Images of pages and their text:
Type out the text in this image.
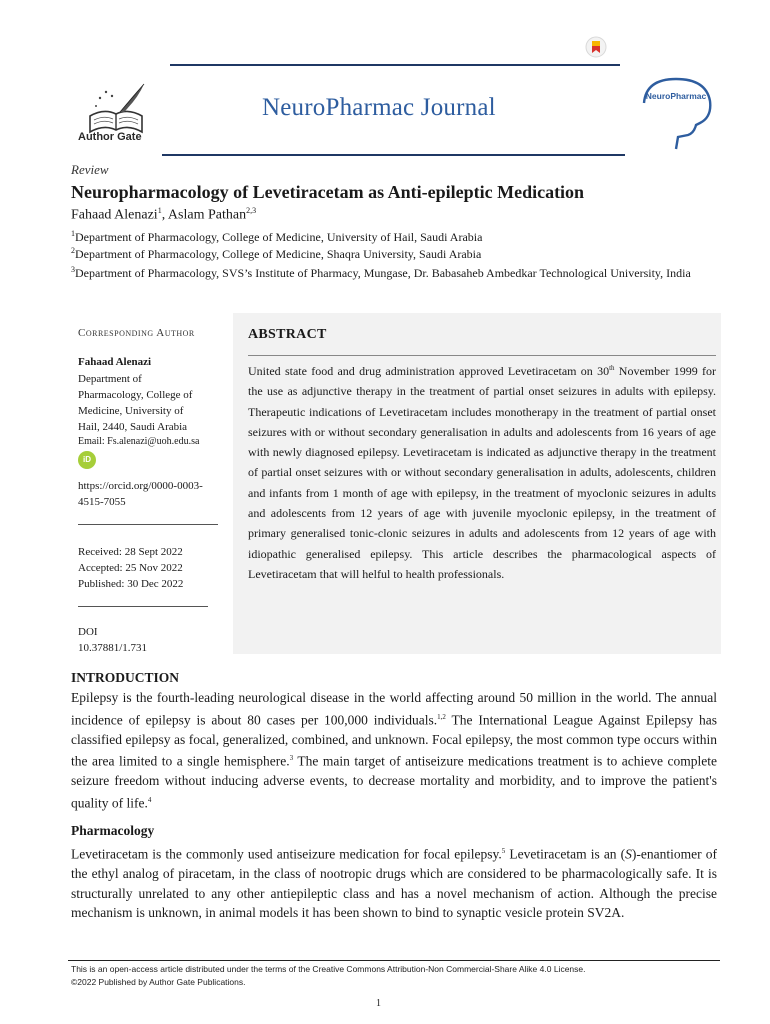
Author Gate
NeuroPharmac Journal	NeuroPharmac
Review
Neuropharmacology of Levetiracetam as Anti-epileptic Medication
Fahaad Alenazi$^1$, Aslam Pathan$^{2,3}$
$^1$Department of Pharmacology, College of Medicine, University of Hail, Saudi Arabia
$^2$Department of Pharmacology, College of Medicine, Shaqra University, Saudi Arabia
$^3$Department of Pharmacology, SVS’s Institute of Pharmacy, Mungase, Dr. Babasaheb Ambedkar Technological University, India
Corresponding Author
Fahaad Alenazi
Department of
Pharmacology, College of
Medicine, University of
Hail, 2440, Saudi Arabia
Email: Fs.alenazi@uoh.edu.sa
iD
https://orcid.org/0000-0003-
4515-7055
Received: 28 Sept 2022
Accepted: 25 Nov 2022
Published: 30 Dec 2022
DOI
10.37881/1.731
ABSTRACT
United state food and drug administration approved Levetiracetam on 30th November 1999 for the use as adjunctive therapy in the treatment of partial onset seizures in adults with epilepsy. Therapeutic indications of Levetiracetam includes monotherapy in the treatment of partial onset seizures with or without secondary generalisation in adults and adolescents from 16 years of age with newly diagnosed epilepsy. Levetiracetam is indicated as adjunctive therapy in the treatment of partial onset seizures with or without secondary generalisation in adults, adolescents, children and infants from 1 month of age with epilepsy, in the treatment of myoclonic seizures in adults and adolescents from 12 years of age with juvenile myoclonic epilepsy, in the treatment of primary generalised tonic-clonic seizures in adults and adolescents from 12 years of age with idiopathic generalised epilepsy. This article describes the pharmacological aspects of Levetiracetam that will helful to health professionals.
INTRODUCTION
Epilepsy is the fourth-leading neurological disease in the world affecting around 50 million in the world. The annual incidence of epilepsy is about 80 cases per 100,000 individuals.$^{1,2}$ The International League Against Epilepsy has classified epilepsy as focal, generalized, combined, and unknown. Focal epilepsy, the most common type occurs within the area limited to a single hemisphere.$^3$ The main target of antiseizure medications treatment is to achieve complete seizure freedom without inducing adverse events, to decrease mortality and morbidity, and to improve the patient's quality of life.$^4$
Pharmacology
Levetiracetam is the commonly used antiseizure medication for focal epilepsy.$^5$ Levetiracetam is an (S)-enantiomer of the ethyl analog of piracetam, in the class of nootropic drugs which are considered to be pharmacologically safe. It is structurally unrelated to any other antiepileptic class and has a novel mechanism of action. Although the precise mechanism is unknown, in animal models it has been shown to bind to synaptic vesicle protein SV2A.
This is an open-access article distributed under the terms of the Creative Commons Attribution-Non Commercial-Share Alike 4.0 License.
©2022 Published by Author Gate Publications.
1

__Instructions for the task__: For each line above that contains "Hail", make a copy.

__Response area__:
$^1$Department of Pharmacology, College of Medicine, University of Hail, Saudi Arabia
Hail, 2440, Saudi Arabia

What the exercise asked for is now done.